[GIVEN ENTRIES]
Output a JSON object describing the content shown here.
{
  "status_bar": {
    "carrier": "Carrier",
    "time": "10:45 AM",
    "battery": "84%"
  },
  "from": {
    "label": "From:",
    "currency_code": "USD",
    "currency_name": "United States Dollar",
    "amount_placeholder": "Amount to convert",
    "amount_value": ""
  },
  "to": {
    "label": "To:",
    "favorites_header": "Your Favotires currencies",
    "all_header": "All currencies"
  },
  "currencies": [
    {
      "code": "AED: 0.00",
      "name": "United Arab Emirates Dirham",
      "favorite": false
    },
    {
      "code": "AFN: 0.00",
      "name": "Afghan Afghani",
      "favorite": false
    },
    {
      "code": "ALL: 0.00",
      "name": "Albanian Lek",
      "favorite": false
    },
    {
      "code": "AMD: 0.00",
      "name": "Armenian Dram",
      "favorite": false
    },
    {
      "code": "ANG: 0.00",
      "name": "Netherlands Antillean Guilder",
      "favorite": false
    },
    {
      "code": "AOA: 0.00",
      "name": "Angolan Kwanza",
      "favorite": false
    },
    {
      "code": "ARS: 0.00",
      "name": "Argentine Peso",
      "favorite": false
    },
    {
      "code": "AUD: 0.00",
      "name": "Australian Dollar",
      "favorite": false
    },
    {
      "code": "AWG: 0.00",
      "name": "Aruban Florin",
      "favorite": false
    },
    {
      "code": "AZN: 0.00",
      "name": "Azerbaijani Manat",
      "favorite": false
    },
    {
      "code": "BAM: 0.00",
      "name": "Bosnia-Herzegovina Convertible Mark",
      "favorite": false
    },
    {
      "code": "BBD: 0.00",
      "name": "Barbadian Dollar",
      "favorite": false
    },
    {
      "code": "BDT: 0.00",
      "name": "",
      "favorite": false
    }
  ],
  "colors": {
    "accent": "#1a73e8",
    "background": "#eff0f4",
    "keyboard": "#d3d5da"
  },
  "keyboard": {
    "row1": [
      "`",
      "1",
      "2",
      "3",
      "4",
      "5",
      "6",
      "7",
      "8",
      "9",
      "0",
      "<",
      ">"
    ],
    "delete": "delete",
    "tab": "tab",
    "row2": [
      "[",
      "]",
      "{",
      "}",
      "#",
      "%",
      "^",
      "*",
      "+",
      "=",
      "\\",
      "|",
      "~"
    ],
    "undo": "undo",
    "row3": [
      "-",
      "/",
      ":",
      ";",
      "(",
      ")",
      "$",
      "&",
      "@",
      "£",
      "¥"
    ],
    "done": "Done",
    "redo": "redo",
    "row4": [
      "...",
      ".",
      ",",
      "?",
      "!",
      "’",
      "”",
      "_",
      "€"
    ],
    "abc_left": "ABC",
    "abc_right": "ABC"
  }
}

[WHAT TO DO] Transcribe each entry exactly.

[EXERCISE SOLUTION]
Output a JSON object describing the content shown here.
{
  "status_bar": {
    "carrier": "Carrier",
    "time": "10:45 AM",
    "battery": "84%"
  },
  "from": {
    "label": "From:",
    "currency_code": "USD",
    "currency_name": "United States Dollar",
    "amount_placeholder": "Amount to convert",
    "amount_value": ""
  },
  "to": {
    "label": "To:",
    "favorites_header": "Your Favotires currencies",
    "all_header": "All currencies"
  },
  "currencies": [
    {
      "code": "AED: 0.00",
      "name": "United Arab Emirates Dirham",
      "favorite": false
    },
    {
      "code": "AFN: 0.00",
      "name": "Afghan Afghani",
      "favorite": false
    },
    {
      "code": "ALL: 0.00",
      "name": "Albanian Lek",
      "favorite": false
    },
    {
      "code": "AMD: 0.00",
      "name": "Armenian Dram",
      "favorite": false
    },
    {
      "code": "ANG: 0.00",
      "name": "Netherlands Antillean Guilder",
      "favorite": false
    },
    {
      "code": "AOA: 0.00",
      "name": "Angolan Kwanza",
      "favorite": false
    },
    {
      "code": "ARS: 0.00",
      "name": "Argentine Peso",
      "favorite": false
    },
    {
      "code": "AUD: 0.00",
      "name": "Australian Dollar",
      "favorite": false
    },
    {
      "code": "AWG: 0.00",
      "name": "Aruban Florin",
      "favorite": false
    },
    {
      "code": "AZN: 0.00",
      "name": "Azerbaijani Manat",
      "favorite": false
    },
    {
      "code": "BAM: 0.00",
      "name": "Bosnia-Herzegovina Convertible Mark",
      "favorite": false
    },
    {
      "code": "BBD: 0.00",
      "name": "Barbadian Dollar",
      "favorite": false
    },
    {
      "code": "BDT: 0.00",
      "name": "",
      "favorite": false
    }
  ],
  "colors": {
    "accent": "#1a73e8",
    "background": "#eff0f4",
    "keyboard": "#d3d5da"
  },
  "keyboard": {
    "row1": [
      "`",
      "1",
      "2",
      "3",
      "4",
      "5",
      "6",
      "7",
      "8",
      "9",
      "0",
      "<",
      ">"
    ],
    "delete": "delete",
    "tab": "tab",
    "row2": [
      "[",
      "]",
      "{",
      "}",
      "#",
      "%",
      "^",
      "*",
      "+",
      "=",
      "\\",
      "|",
      "~"
    ],
    "undo": "undo",
    "row3": [
      "-",
      "/",
      ":",
      ";",
      "(",
      ")",
      "$",
      "&",
      "@",
      "£",
      "¥"
    ],
    "done": "Done",
    "redo": "redo",
    "row4": [
      "...",
      ".",
      ",",
      "?",
      "!",
      "’",
      "”",
      "_",
      "€"
    ],
    "abc_left": "ABC",
    "abc_right": "ABC"
  }
}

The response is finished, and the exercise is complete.